- DATA SECTION -
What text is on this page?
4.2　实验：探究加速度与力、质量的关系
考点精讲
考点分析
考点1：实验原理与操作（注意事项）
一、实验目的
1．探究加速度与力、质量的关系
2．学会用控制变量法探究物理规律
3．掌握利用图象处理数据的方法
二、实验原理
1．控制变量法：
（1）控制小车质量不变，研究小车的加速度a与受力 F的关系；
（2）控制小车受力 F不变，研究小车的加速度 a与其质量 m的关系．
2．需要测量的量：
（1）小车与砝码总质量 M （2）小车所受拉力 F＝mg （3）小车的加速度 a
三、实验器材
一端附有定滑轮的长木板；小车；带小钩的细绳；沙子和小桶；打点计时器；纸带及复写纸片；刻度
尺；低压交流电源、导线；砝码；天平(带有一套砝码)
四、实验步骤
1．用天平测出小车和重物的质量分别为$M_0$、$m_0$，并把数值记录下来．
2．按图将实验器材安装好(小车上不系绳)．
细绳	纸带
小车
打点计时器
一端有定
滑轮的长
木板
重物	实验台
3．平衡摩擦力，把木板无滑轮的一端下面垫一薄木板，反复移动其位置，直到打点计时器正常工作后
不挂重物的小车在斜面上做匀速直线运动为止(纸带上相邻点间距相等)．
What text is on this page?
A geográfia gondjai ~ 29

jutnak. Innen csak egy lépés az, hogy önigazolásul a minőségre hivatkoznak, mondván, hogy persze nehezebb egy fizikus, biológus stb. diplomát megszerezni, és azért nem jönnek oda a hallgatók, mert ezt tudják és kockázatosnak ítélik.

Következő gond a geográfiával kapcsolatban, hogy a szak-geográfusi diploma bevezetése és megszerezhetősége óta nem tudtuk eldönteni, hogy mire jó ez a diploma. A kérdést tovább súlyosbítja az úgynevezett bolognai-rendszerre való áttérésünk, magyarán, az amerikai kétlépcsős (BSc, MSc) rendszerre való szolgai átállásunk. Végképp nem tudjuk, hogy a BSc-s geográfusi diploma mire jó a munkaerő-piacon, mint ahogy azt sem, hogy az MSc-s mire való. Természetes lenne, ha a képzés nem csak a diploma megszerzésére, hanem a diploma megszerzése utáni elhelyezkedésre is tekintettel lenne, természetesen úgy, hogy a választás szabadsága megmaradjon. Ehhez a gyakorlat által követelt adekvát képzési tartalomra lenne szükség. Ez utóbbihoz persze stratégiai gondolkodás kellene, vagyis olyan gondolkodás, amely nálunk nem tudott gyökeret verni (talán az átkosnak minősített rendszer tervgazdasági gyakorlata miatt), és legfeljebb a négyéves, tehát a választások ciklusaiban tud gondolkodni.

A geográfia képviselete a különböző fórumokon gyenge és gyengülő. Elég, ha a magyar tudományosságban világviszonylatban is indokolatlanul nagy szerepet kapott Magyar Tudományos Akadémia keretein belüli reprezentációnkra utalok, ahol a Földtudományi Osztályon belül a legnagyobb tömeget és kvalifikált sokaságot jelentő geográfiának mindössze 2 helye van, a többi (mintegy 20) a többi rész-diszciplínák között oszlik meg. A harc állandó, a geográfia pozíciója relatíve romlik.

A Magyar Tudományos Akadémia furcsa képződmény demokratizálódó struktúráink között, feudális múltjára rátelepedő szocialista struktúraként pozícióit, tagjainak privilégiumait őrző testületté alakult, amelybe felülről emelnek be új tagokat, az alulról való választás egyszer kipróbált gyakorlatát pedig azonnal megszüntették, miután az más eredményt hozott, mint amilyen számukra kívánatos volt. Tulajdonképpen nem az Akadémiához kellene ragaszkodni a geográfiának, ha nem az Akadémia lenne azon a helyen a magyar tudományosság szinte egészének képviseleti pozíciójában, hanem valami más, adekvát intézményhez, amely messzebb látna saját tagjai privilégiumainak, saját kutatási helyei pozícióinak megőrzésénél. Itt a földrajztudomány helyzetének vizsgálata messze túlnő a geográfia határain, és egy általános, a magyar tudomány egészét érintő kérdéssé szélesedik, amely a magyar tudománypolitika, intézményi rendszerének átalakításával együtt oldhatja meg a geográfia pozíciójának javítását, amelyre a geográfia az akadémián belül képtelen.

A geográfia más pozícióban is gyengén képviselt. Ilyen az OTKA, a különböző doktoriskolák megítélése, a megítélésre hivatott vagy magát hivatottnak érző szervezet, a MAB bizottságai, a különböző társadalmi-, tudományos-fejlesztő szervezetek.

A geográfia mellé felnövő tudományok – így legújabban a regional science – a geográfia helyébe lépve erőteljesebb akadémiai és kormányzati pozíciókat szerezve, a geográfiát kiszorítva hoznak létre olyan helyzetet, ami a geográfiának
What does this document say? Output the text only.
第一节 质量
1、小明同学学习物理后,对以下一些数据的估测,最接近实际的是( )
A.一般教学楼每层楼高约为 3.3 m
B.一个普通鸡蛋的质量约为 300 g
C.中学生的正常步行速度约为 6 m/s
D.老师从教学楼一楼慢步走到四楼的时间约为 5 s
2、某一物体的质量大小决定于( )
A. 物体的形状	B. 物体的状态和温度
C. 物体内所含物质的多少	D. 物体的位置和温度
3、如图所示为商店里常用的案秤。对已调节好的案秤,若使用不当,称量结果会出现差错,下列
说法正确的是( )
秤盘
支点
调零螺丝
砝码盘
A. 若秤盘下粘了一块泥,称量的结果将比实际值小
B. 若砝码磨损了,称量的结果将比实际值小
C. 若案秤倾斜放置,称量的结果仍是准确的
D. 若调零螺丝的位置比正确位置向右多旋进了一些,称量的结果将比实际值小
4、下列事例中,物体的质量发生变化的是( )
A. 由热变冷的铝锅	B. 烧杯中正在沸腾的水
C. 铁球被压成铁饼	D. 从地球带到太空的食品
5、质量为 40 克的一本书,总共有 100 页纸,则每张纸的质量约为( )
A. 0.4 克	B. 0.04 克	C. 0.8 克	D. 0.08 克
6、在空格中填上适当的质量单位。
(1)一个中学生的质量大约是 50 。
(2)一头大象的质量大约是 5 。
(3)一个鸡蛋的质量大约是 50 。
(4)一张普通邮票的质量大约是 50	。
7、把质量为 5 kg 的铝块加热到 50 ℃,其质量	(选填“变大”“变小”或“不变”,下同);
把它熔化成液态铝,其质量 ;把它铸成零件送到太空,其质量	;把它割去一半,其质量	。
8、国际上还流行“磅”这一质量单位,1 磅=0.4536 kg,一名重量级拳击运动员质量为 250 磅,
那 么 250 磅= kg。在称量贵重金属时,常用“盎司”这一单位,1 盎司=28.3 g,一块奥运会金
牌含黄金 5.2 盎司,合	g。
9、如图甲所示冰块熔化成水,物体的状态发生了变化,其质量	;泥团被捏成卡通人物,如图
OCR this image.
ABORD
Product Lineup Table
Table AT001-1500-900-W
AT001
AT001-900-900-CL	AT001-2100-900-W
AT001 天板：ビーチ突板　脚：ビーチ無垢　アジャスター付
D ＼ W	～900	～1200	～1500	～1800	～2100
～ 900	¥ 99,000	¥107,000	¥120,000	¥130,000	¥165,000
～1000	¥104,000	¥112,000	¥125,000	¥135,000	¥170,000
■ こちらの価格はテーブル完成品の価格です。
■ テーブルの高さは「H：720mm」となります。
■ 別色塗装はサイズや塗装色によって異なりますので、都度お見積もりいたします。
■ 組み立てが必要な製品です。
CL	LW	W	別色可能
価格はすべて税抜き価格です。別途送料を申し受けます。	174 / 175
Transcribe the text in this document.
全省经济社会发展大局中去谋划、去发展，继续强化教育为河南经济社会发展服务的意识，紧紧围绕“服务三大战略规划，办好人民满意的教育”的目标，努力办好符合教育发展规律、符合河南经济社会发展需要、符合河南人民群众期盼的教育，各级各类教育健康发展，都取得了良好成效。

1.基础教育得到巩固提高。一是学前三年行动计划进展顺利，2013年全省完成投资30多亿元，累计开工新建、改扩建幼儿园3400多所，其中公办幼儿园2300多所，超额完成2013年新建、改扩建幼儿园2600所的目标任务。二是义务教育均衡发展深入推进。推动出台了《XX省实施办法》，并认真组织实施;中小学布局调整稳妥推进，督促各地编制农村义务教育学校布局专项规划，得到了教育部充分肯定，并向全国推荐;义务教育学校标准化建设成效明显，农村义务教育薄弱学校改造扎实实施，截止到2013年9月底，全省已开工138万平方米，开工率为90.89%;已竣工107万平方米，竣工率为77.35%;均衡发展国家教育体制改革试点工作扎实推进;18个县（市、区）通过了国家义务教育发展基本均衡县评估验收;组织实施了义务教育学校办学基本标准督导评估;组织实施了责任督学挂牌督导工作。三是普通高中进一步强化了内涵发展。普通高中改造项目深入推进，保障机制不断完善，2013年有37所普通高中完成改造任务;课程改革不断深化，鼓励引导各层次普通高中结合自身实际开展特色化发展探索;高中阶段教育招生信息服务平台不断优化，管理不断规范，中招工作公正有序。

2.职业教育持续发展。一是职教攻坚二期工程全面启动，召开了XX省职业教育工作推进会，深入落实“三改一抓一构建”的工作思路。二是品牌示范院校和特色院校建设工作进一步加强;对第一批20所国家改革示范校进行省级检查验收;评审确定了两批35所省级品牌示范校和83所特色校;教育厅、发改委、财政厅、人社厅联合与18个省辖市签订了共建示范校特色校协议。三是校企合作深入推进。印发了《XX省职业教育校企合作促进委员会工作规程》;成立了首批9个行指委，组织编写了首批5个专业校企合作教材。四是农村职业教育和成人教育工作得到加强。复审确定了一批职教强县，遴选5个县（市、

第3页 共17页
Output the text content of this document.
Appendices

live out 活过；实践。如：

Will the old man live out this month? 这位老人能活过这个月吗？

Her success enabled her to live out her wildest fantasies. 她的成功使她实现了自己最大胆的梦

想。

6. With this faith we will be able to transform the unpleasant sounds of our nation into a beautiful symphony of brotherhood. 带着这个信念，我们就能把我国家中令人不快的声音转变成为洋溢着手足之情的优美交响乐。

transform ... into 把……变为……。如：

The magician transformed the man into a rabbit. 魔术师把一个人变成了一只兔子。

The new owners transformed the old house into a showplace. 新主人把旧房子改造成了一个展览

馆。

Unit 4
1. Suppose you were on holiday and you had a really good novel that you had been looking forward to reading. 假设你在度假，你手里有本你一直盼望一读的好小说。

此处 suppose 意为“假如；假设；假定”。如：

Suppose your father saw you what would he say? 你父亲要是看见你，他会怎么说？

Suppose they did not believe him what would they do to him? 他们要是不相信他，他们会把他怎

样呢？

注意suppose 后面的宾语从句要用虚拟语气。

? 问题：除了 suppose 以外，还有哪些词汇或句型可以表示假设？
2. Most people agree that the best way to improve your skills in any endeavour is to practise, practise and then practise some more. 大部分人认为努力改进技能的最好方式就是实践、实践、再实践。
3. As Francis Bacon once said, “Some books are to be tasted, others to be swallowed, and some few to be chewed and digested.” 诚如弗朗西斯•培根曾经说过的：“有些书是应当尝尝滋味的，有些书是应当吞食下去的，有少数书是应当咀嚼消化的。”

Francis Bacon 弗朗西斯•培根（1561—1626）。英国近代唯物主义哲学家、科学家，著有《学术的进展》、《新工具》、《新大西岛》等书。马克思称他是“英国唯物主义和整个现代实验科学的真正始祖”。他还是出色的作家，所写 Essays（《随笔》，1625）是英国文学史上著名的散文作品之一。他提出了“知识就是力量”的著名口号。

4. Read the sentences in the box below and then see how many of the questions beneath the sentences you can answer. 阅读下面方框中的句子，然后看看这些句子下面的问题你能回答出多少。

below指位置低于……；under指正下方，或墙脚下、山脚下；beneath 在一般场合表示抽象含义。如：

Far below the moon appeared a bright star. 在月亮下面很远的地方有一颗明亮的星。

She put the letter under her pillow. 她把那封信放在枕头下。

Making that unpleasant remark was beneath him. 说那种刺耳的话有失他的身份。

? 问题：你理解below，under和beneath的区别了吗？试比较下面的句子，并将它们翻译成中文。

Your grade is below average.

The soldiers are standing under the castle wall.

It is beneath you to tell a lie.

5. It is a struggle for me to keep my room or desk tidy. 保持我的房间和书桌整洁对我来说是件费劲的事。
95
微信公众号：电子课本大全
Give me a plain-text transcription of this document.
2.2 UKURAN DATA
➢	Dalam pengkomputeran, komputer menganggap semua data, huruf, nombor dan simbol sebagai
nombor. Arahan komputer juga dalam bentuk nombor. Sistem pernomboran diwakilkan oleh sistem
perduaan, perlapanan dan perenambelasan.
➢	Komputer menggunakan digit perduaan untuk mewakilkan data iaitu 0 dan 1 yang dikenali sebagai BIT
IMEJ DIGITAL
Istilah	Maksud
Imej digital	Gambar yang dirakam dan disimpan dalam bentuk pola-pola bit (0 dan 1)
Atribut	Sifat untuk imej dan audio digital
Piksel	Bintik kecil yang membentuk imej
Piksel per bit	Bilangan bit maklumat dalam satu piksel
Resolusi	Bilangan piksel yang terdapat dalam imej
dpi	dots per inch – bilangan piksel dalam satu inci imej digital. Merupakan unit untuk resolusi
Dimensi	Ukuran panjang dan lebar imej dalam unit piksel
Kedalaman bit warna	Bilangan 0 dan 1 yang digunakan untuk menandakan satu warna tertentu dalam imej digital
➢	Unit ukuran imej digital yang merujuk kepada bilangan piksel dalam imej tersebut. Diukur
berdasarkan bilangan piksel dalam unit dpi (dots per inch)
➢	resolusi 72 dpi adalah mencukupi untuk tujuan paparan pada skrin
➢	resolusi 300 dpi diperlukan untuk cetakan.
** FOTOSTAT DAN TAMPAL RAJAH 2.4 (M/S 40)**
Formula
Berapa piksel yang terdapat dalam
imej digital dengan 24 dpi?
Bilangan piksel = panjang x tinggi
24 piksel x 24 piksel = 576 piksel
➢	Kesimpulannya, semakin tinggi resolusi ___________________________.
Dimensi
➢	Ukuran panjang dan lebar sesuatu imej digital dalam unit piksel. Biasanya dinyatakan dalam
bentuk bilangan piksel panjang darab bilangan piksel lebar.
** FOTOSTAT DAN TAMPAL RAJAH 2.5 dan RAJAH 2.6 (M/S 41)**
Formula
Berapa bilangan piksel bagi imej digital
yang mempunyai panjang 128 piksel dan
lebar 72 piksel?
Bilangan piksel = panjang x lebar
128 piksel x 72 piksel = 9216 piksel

- PROBLEM TO WORK ON -
Only lines with the word "lebar" should be collected from the material.

- OUTPUT BELOW -
Dimensi	Ukuran panjang dan lebar imej dalam unit piksel
➢	Ukuran panjang dan lebar sesuatu imej digital dalam unit piksel. Biasanya dinyatakan dalam
bentuk bilangan piksel panjang darab bilangan piksel lebar.
lebar 72 piksel?
Bilangan piksel = panjang x lebar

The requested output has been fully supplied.